#### Instructions for the task
Without the pictures, copy the entries below word for word.

--

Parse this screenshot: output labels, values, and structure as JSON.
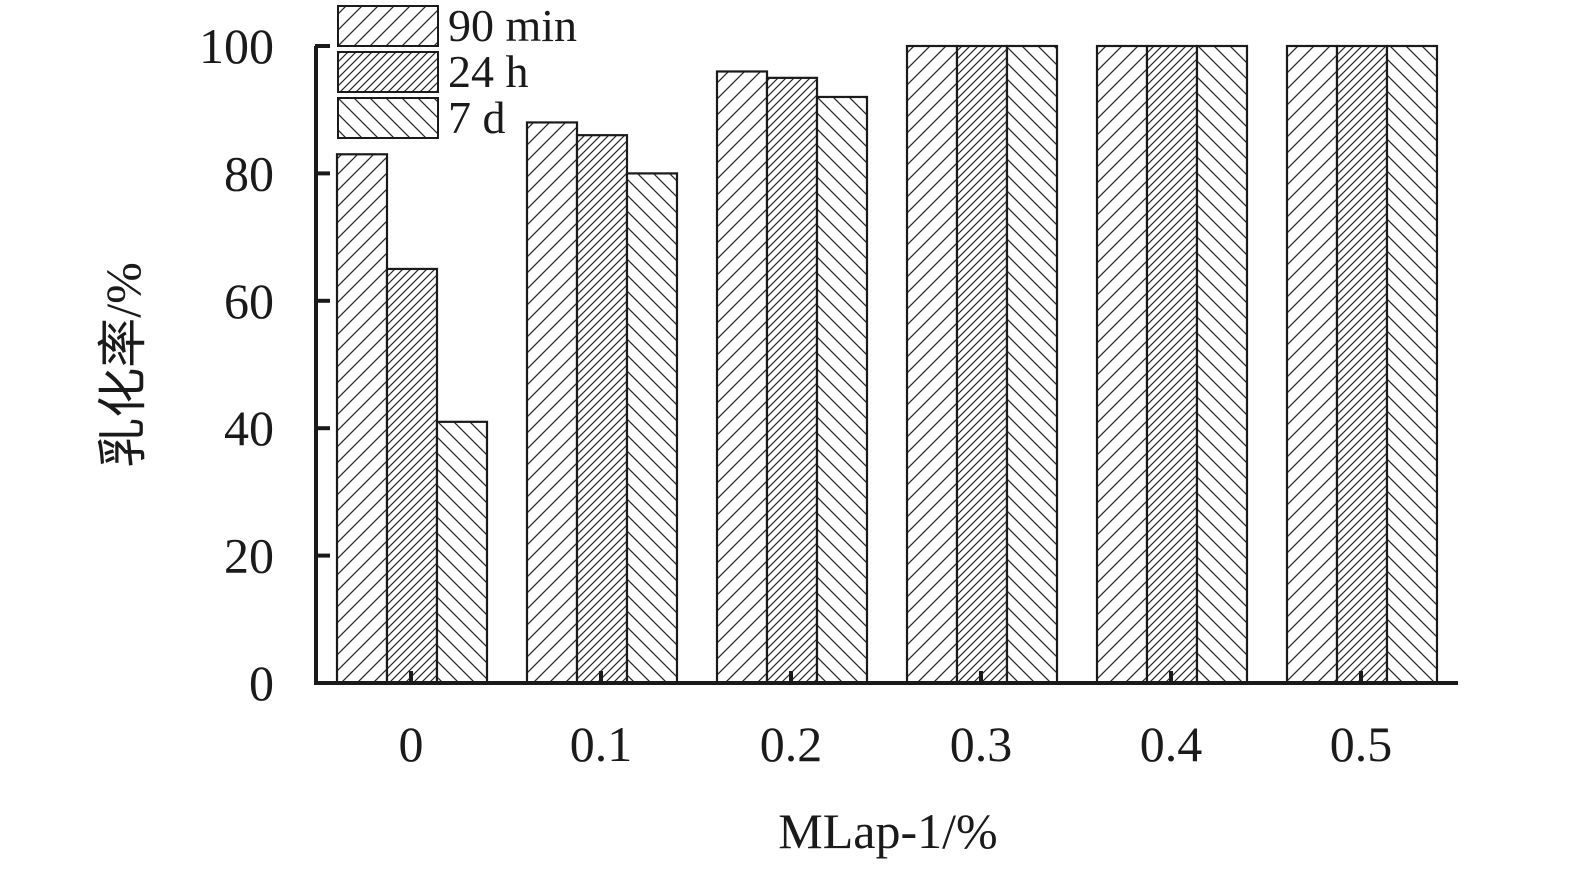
{
  "chart_data": {
    "type": "bar",
    "xlabel": "MLap-1/%",
    "ylabel": "乳化率/%",
    "ylim": [
      0,
      100
    ],
    "yticks": [
      "0",
      "20",
      "40",
      "60",
      "80",
      "100"
    ],
    "categories": [
      "0",
      "0.1",
      "0.2",
      "0.3",
      "0.4",
      "0.5"
    ],
    "series": [
      {
        "name": "90 min",
        "values": [
          83,
          88,
          96,
          100,
          100,
          100
        ],
        "pattern": "diagonal-wide"
      },
      {
        "name": "24 h",
        "values": [
          65,
          86,
          95,
          100,
          100,
          100
        ],
        "pattern": "diagonal-dense"
      },
      {
        "name": "7 d",
        "values": [
          41,
          80,
          92,
          100,
          100,
          100
        ],
        "pattern": "back-diagonal"
      }
    ],
    "legend_position": "top-left",
    "grid": false,
    "colors": {
      "stroke": "#1a1a1a",
      "fill": "#ffffff"
    }
  }
}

--

#### Completed task
Parse this screenshot: output labels, values, and structure as JSON.
{
  "chart_data": {
    "type": "bar",
    "xlabel": "MLap-1/%",
    "ylabel": "乳化率/%",
    "ylim": [
      0,
      100
    ],
    "yticks": [
      "0",
      "20",
      "40",
      "60",
      "80",
      "100"
    ],
    "categories": [
      "0",
      "0.1",
      "0.2",
      "0.3",
      "0.4",
      "0.5"
    ],
    "series": [
      {
        "name": "90 min",
        "values": [
          83,
          88,
          96,
          100,
          100,
          100
        ],
        "pattern": "diagonal-wide"
      },
      {
        "name": "24 h",
        "values": [
          65,
          86,
          95,
          100,
          100,
          100
        ],
        "pattern": "diagonal-dense"
      },
      {
        "name": "7 d",
        "values": [
          41,
          80,
          92,
          100,
          100,
          100
        ],
        "pattern": "back-diagonal"
      }
    ],
    "legend_position": "top-left",
    "grid": false,
    "colors": {
      "stroke": "#1a1a1a",
      "fill": "#ffffff"
    }
  }
}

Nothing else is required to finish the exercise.